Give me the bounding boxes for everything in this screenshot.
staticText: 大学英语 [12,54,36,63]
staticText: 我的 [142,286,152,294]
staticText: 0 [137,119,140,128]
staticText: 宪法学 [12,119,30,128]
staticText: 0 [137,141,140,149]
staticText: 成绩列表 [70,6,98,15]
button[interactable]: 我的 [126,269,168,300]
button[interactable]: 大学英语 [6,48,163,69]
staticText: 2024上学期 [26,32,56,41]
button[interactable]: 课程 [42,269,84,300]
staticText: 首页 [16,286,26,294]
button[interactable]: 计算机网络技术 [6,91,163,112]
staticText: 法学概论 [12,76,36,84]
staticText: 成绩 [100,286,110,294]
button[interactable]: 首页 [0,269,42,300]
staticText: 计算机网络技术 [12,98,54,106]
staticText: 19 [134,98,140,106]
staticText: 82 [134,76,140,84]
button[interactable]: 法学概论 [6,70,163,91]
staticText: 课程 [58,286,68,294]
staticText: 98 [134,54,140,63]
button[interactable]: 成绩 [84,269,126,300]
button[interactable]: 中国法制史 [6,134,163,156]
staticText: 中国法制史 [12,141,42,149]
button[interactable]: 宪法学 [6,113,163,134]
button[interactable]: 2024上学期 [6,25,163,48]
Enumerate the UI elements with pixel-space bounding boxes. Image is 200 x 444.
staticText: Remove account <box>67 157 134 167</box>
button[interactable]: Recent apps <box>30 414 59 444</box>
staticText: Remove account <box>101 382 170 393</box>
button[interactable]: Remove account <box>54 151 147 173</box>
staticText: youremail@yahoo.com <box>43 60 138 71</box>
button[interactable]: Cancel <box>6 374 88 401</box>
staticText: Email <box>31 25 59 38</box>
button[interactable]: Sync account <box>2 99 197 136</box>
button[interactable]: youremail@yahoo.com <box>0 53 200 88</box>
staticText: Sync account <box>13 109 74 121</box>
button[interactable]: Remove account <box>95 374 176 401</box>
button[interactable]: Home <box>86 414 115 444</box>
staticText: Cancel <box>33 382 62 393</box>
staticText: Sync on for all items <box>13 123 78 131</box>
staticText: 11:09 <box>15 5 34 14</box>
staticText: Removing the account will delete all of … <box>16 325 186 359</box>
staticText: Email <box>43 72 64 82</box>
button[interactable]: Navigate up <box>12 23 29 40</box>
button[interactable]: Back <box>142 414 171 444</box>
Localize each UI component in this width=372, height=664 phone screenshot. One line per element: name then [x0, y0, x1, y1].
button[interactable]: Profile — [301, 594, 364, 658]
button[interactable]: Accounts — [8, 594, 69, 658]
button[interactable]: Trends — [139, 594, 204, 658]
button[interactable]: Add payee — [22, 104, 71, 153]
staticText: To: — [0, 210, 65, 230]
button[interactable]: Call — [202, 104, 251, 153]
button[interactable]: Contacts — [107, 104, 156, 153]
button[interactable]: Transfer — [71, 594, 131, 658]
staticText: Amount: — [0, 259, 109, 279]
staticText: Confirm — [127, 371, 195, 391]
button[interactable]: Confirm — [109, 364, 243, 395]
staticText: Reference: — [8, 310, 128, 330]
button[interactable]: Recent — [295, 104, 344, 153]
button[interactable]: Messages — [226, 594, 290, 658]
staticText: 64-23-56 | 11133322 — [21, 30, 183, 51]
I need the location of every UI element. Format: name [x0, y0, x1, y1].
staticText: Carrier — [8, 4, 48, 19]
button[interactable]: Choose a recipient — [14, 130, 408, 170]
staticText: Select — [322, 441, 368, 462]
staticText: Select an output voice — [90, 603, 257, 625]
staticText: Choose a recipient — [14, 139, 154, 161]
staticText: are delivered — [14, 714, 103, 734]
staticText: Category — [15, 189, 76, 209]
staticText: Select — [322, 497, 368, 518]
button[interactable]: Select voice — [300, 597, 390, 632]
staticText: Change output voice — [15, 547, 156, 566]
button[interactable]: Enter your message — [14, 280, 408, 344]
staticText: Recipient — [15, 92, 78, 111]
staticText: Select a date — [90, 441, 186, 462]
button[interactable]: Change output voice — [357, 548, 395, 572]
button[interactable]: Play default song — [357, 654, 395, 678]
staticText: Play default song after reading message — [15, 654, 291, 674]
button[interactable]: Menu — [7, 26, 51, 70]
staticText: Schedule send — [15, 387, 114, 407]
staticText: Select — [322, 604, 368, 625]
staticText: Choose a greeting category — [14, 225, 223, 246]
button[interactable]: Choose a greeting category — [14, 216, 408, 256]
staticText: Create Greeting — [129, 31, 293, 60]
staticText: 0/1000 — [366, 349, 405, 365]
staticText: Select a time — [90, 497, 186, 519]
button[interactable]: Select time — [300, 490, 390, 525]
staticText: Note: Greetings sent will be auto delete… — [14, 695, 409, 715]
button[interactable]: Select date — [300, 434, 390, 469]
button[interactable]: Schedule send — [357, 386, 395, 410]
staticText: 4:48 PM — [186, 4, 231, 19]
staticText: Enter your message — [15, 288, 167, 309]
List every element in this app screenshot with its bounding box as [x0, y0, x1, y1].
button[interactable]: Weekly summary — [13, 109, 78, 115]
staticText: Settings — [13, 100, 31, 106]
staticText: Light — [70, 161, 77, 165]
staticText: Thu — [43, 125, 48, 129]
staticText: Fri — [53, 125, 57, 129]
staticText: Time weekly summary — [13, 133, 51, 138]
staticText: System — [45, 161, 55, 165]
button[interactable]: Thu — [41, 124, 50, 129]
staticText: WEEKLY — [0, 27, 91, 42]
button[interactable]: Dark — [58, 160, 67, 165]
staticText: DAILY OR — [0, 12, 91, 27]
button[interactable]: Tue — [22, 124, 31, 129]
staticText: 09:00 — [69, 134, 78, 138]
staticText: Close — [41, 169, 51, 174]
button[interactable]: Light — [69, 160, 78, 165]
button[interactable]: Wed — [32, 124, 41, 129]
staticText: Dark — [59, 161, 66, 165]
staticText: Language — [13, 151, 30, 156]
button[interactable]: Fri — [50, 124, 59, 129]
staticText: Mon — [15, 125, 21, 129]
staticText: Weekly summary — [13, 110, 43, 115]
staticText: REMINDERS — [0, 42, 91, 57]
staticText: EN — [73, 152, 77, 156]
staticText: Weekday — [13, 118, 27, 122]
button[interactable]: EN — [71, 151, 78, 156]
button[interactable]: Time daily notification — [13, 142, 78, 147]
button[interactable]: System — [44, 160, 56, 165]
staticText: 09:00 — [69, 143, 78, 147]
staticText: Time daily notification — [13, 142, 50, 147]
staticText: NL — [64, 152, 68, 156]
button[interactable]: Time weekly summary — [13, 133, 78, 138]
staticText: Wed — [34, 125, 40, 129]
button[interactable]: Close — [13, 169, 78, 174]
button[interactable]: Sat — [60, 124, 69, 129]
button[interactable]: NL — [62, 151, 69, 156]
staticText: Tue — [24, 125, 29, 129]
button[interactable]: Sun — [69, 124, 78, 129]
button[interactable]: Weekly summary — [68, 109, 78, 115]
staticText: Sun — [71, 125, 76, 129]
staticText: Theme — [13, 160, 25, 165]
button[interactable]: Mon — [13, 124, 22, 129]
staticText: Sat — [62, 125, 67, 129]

# [Task objective]
Write out every line of the material above word for word, with no changes.

# [Finished answer]
Give me the bounding boxes for everything in this screenshot.
staticText: 大学英语 [12,54,36,63]
staticText: 我的 [142,286,152,294]
staticText: 0 [137,119,140,128]
staticText: 宪法学 [12,119,30,128]
staticText: 0 [137,141,140,149]
staticText: 成绩列表 [70,6,98,15]
button[interactable]: 我的 [126,269,168,300]
button[interactable]: 大学英语 [6,48,163,69]
staticText: 2024上学期 [26,32,56,41]
button[interactable]: 课程 [42,269,84,300]
staticText: 首页 [16,286,26,294]
button[interactable]: 计算机网络技术 [6,91,163,112]
staticText: 法学概论 [12,76,36,84]
staticText: 成绩 [100,286,110,294]
button[interactable]: 首页 [0,269,42,300]
staticText: 计算机网络技术 [12,98,54,106]
staticText: 19 [134,98,140,106]
staticText: 82 [134,76,140,84]
button[interactable]: 法学概论 [6,70,163,91]
staticText: 课程 [58,286,68,294]
staticText: 98 [134,54,140,63]
button[interactable]: 成绩 [84,269,126,300]
button[interactable]: 中国法制史 [6,134,163,156]
staticText: 中国法制史 [12,141,42,149]
button[interactable]: 宪法学 [6,113,163,134]
button[interactable]: 2024上学期 [6,25,163,48]
Enumerate the UI elements with pixel-space bounding boxes. Image is 200 x 444.
staticText: Remove account <box>67 157 134 167</box>
button[interactable]: Recent apps <box>30 414 59 444</box>
staticText: Remove account <box>101 382 170 393</box>
button[interactable]: Remove account <box>54 151 147 173</box>
staticText: youremail@yahoo.com <box>43 60 138 71</box>
button[interactable]: Cancel <box>6 374 88 401</box>
staticText: Email <box>31 25 59 38</box>
button[interactable]: Sync account <box>2 99 197 136</box>
button[interactable]: youremail@yahoo.com <box>0 53 200 88</box>
staticText: Sync account <box>13 109 74 121</box>
button[interactable]: Remove account <box>95 374 176 401</box>
button[interactable]: Home <box>86 414 115 444</box>
staticText: Cancel <box>33 382 62 393</box>
staticText: Sync on for all items <box>13 123 78 131</box>
staticText: 11:09 <box>15 5 34 14</box>
staticText: Removing the account will delete all of … <box>16 325 186 359</box>
staticText: Email <box>43 72 64 82</box>
button[interactable]: Navigate up <box>12 23 29 40</box>
button[interactable]: Back <box>142 414 171 444</box>
Localize each UI component in this width=372, height=664 phone screenshot. One line per element: name then [x0, y0, x1, y1].
button[interactable]: Profile — [301, 594, 364, 658]
button[interactable]: Accounts — [8, 594, 69, 658]
button[interactable]: Trends — [139, 594, 204, 658]
button[interactable]: Add payee — [22, 104, 71, 153]
staticText: To: — [0, 210, 65, 230]
button[interactable]: Call — [202, 104, 251, 153]
button[interactable]: Contacts — [107, 104, 156, 153]
button[interactable]: Transfer — [71, 594, 131, 658]
staticText: Amount: — [0, 259, 109, 279]
staticText: Confirm — [127, 371, 195, 391]
button[interactable]: Confirm — [109, 364, 243, 395]
staticText: Reference: — [8, 310, 128, 330]
button[interactable]: Recent — [295, 104, 344, 153]
button[interactable]: Messages — [226, 594, 290, 658]
staticText: 64-23-56 | 11133322 — [21, 30, 183, 51]
I need the location of every UI element. Format: name [x0, y0, x1, y1].
staticText: Carrier — [8, 4, 48, 19]
button[interactable]: Choose a recipient — [14, 130, 408, 170]
staticText: Select — [322, 441, 368, 462]
staticText: Select an output voice — [90, 603, 257, 625]
staticText: Choose a recipient — [14, 139, 154, 161]
staticText: are delivered — [14, 714, 103, 734]
staticText: Category — [15, 189, 76, 209]
staticText: Select — [322, 497, 368, 518]
button[interactable]: Select voice — [300, 597, 390, 632]
staticText: Change output voice — [15, 547, 156, 566]
button[interactable]: Enter your message — [14, 280, 408, 344]
staticText: Recipient — [15, 92, 78, 111]
staticText: Select a date — [90, 441, 186, 462]
button[interactable]: Change output voice — [357, 548, 395, 572]
button[interactable]: Play default song — [357, 654, 395, 678]
staticText: Play default song after reading message — [15, 654, 291, 674]
button[interactable]: Menu — [7, 26, 51, 70]
staticText: Schedule send — [15, 387, 114, 407]
staticText: Select — [322, 604, 368, 625]
staticText: Choose a greeting category — [14, 225, 223, 246]
button[interactable]: Choose a greeting category — [14, 216, 408, 256]
staticText: Create Greeting — [129, 31, 293, 60]
staticText: 0/1000 — [366, 349, 405, 365]
staticText: Select a time — [90, 497, 186, 519]
button[interactable]: Select time — [300, 490, 390, 525]
staticText: Note: Greetings sent will be auto delete… — [14, 695, 409, 715]
button[interactable]: Select date — [300, 434, 390, 469]
button[interactable]: Schedule send — [357, 386, 395, 410]
staticText: 4:48 PM — [186, 4, 231, 19]
staticText: Enter your message — [15, 288, 167, 309]
List every element in this app screenshot with its bounding box as [x0, y0, x1, y1].
button[interactable]: Weekly summary — [13, 109, 78, 115]
staticText: Settings — [13, 100, 31, 106]
staticText: Light — [70, 161, 77, 165]
staticText: Thu — [43, 125, 48, 129]
staticText: Fri — [53, 125, 57, 129]
staticText: Time weekly summary — [13, 133, 51, 138]
staticText: System — [45, 161, 55, 165]
button[interactable]: Thu — [41, 124, 50, 129]
staticText: WEEKLY — [0, 27, 91, 42]
button[interactable]: Dark — [58, 160, 67, 165]
staticText: DAILY OR — [0, 12, 91, 27]
button[interactable]: Tue — [22, 124, 31, 129]
staticText: 09:00 — [69, 134, 78, 138]
staticText: Close — [41, 169, 51, 174]
button[interactable]: Light — [69, 160, 78, 165]
button[interactable]: Wed — [32, 124, 41, 129]
staticText: Dark — [59, 161, 66, 165]
staticText: Language — [13, 151, 30, 156]
button[interactable]: Fri — [50, 124, 59, 129]
staticText: Mon — [15, 125, 21, 129]
staticText: Weekly summary — [13, 110, 43, 115]
staticText: REMINDERS — [0, 42, 91, 57]
staticText: EN — [73, 152, 77, 156]
staticText: Weekday — [13, 118, 27, 122]
button[interactable]: EN — [71, 151, 78, 156]
button[interactable]: Time daily notification — [13, 142, 78, 147]
button[interactable]: System — [44, 160, 56, 165]
staticText: 09:00 — [69, 143, 78, 147]
staticText: Time daily notification — [13, 142, 50, 147]
staticText: NL — [64, 152, 68, 156]
button[interactable]: Time weekly summary — [13, 133, 78, 138]
staticText: Wed — [34, 125, 40, 129]
button[interactable]: Close — [13, 169, 78, 174]
button[interactable]: Sat — [60, 124, 69, 129]
button[interactable]: NL — [62, 151, 69, 156]
staticText: Tue — [24, 125, 29, 129]
button[interactable]: Sun — [69, 124, 78, 129]
button[interactable]: Weekly summary — [68, 109, 78, 115]
staticText: Sun — [71, 125, 76, 129]
staticText: Theme — [13, 160, 25, 165]
button[interactable]: Mon — [13, 124, 22, 129]
staticText: Sat — [62, 125, 67, 129]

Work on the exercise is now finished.